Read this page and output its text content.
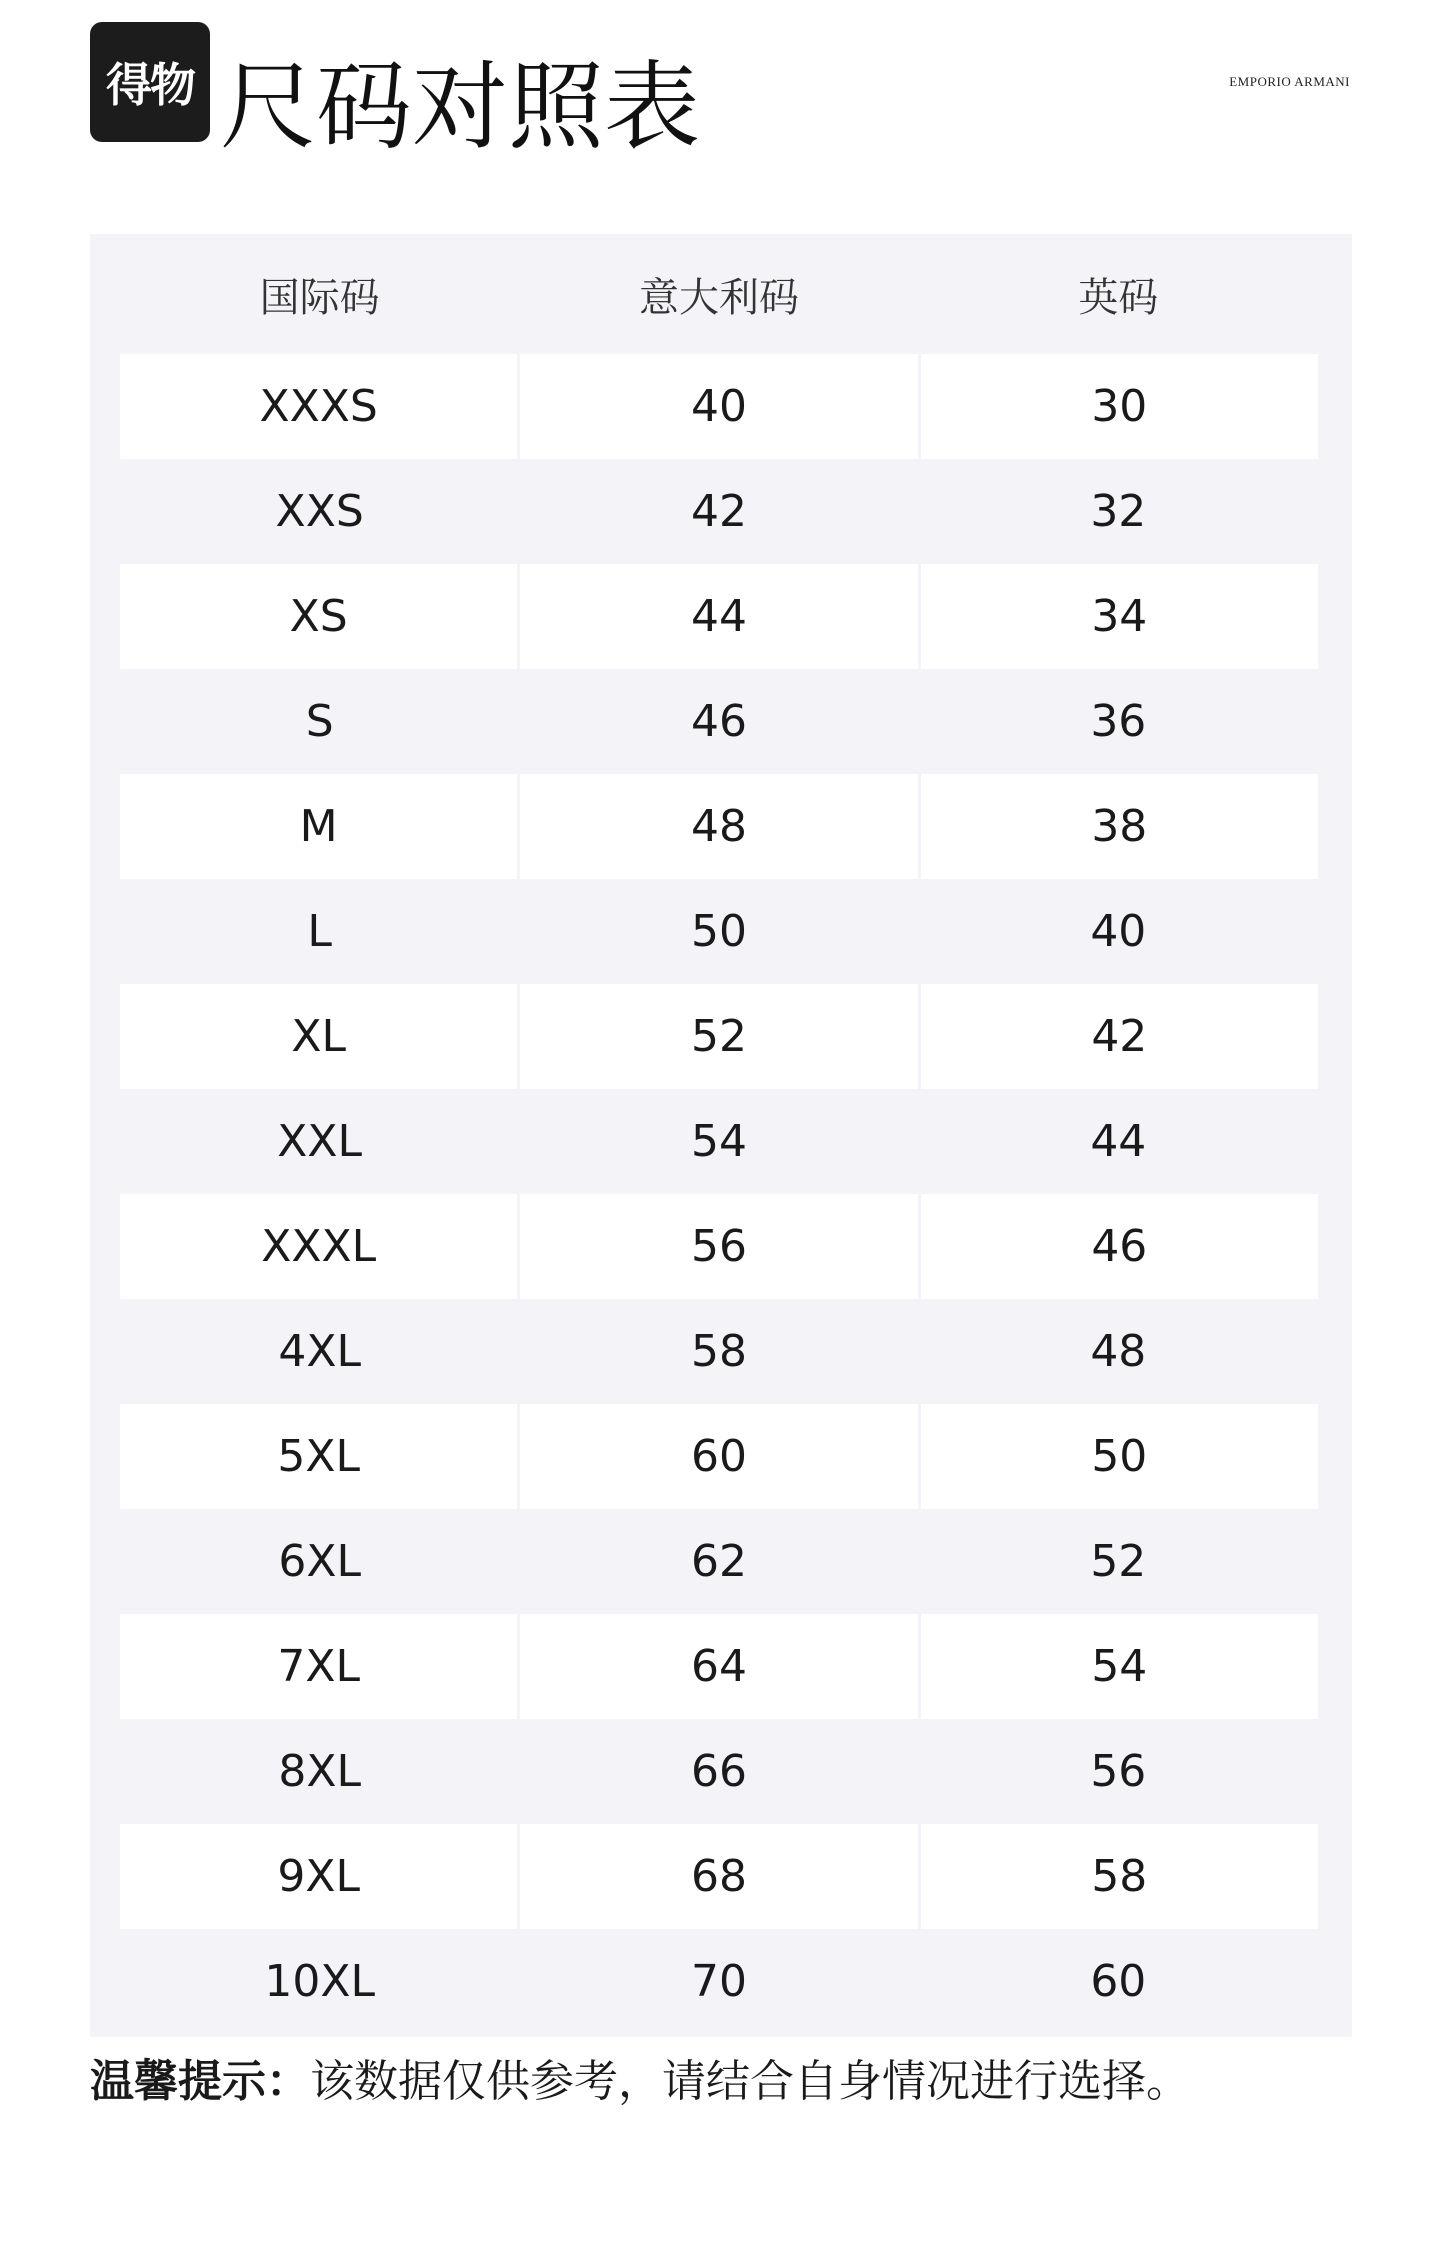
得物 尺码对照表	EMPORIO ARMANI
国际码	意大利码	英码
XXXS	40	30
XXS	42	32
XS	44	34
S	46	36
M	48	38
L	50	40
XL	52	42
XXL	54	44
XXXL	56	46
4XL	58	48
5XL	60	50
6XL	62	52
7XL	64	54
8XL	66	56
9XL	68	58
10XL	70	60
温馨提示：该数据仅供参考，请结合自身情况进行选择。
::::
◆ YOUR GOAL
Write the material out again exactly as it appears, dropping the pictures.

◆ TASK OUTPUT
Read this page and output its text content.
得物 尺码对照表	EMPORIO ARMANI
国际码	意大利码	英码
XXXS	40	30
XXS	42	32
XS	44	34
S	46	36
M	48	38
L	50	40
XL	52	42
XXL	54	44
XXXL	56	46
4XL	58	48
5XL	60	50
6XL	62	52
7XL	64	54
8XL	66	56
9XL	68	58
10XL	70	60
温馨提示：该数据仅供参考，请结合自身情况进行选择。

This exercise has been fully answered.